-- START OF Stored data --

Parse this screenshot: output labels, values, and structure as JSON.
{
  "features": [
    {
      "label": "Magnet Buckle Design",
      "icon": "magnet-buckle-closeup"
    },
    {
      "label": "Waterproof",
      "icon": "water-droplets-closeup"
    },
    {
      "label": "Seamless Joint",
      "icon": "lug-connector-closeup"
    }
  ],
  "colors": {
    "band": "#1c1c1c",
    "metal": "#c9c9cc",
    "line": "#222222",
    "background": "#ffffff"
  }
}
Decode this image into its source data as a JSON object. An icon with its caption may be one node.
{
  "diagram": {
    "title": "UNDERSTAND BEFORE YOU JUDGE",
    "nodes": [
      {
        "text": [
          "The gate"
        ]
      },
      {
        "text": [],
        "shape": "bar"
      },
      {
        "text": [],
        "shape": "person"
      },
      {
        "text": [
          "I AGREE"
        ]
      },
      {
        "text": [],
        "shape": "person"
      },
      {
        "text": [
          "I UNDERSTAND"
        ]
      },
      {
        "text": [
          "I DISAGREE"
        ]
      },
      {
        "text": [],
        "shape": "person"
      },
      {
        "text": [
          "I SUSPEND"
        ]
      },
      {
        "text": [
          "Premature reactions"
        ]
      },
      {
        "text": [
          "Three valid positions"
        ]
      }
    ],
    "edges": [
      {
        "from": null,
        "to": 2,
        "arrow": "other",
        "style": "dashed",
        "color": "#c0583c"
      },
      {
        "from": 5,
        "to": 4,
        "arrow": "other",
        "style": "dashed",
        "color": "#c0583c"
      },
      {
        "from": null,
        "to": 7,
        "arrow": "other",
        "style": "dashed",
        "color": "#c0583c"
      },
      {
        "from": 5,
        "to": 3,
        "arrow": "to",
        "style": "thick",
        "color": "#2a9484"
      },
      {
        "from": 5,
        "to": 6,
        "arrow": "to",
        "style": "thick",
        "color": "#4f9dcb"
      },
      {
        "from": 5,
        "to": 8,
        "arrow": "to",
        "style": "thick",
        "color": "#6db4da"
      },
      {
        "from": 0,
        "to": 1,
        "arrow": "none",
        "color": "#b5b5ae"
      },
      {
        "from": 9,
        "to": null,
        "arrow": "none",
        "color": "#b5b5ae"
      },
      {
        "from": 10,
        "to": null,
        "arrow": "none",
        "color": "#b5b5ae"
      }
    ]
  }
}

-- END OF Stored data --

**Exercise requirements:** Which lines contain "closeup"? Copy each of them out.

**Full answer:**
      "icon": "magnet-buckle-closeup"
      "icon": "water-droplets-closeup"
      "icon": "lug-connector-closeup"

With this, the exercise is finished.